Write out the entries below once more, exactly, with the pictures left out.

** Begin **

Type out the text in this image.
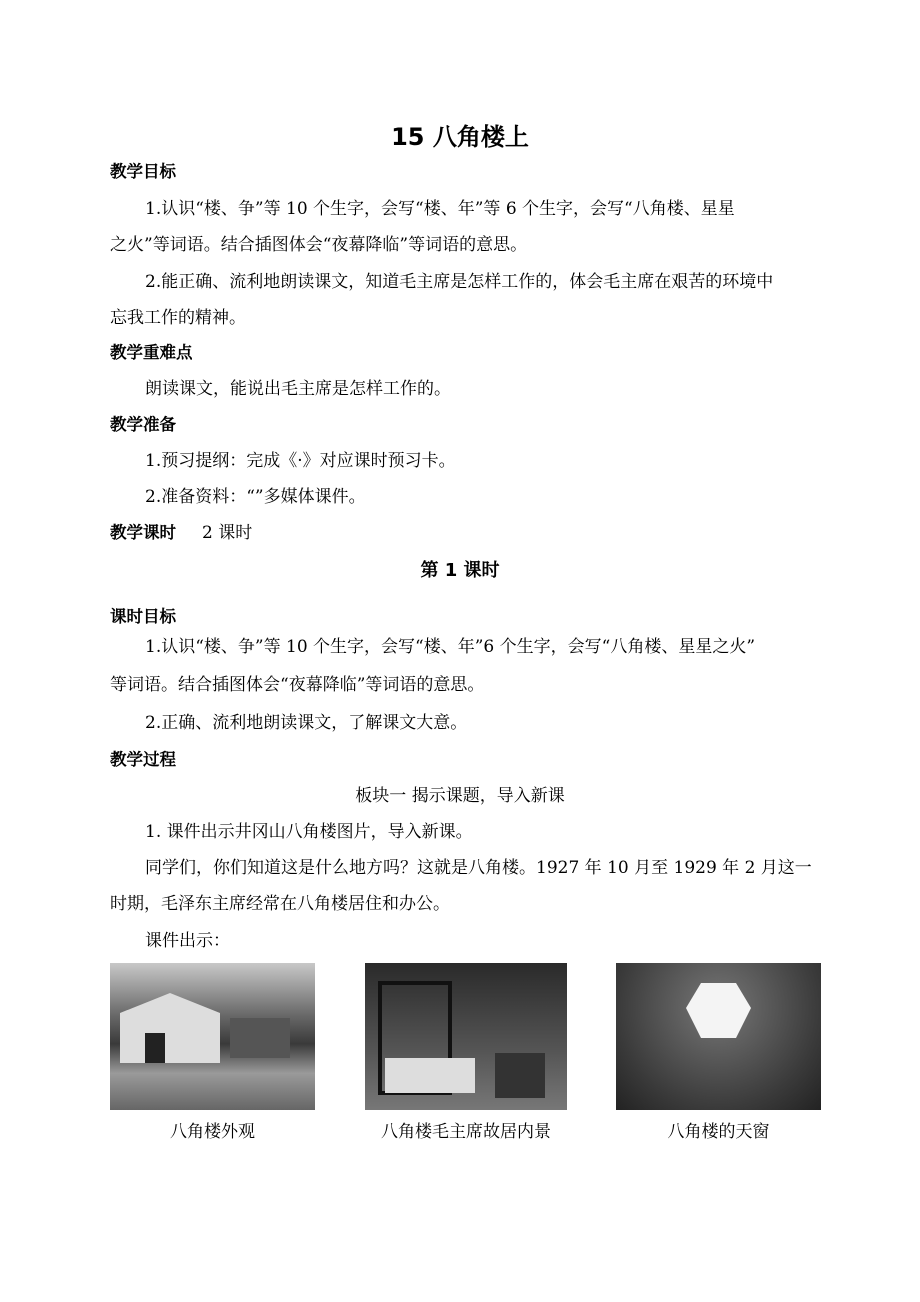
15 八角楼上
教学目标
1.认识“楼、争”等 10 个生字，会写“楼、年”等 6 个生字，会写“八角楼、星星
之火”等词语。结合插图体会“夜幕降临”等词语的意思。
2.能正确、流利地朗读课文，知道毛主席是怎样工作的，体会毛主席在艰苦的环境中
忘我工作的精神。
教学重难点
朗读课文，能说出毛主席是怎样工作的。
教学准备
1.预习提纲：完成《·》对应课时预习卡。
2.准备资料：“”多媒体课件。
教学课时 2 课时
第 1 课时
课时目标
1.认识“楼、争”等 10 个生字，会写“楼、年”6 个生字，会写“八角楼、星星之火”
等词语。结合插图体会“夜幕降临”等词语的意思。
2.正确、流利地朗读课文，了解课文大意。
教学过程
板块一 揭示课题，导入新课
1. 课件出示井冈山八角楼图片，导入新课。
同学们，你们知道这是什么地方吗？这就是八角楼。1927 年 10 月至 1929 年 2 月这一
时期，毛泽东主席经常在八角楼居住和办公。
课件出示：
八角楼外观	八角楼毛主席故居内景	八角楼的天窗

** End **

» **The result**:
Type out the text in this image.
15 八角楼上
教学目标
1.认识“楼、争”等 10 个生字，会写“楼、年”等 6 个生字，会写“八角楼、星星
之火”等词语。结合插图体会“夜幕降临”等词语的意思。
2.能正确、流利地朗读课文，知道毛主席是怎样工作的，体会毛主席在艰苦的环境中
忘我工作的精神。
教学重难点
朗读课文，能说出毛主席是怎样工作的。
教学准备
1.预习提纲：完成《·》对应课时预习卡。
2.准备资料：“”多媒体课件。
教学课时 2 课时
第 1 课时
课时目标
1.认识“楼、争”等 10 个生字，会写“楼、年”6 个生字，会写“八角楼、星星之火”
等词语。结合插图体会“夜幕降临”等词语的意思。
2.正确、流利地朗读课文，了解课文大意。
教学过程
板块一 揭示课题，导入新课
1. 课件出示井冈山八角楼图片，导入新课。
同学们，你们知道这是什么地方吗？这就是八角楼。1927 年 10 月至 1929 年 2 月这一
时期，毛泽东主席经常在八角楼居住和办公。
课件出示：
八角楼外观	八角楼毛主席故居内景	八角楼的天窗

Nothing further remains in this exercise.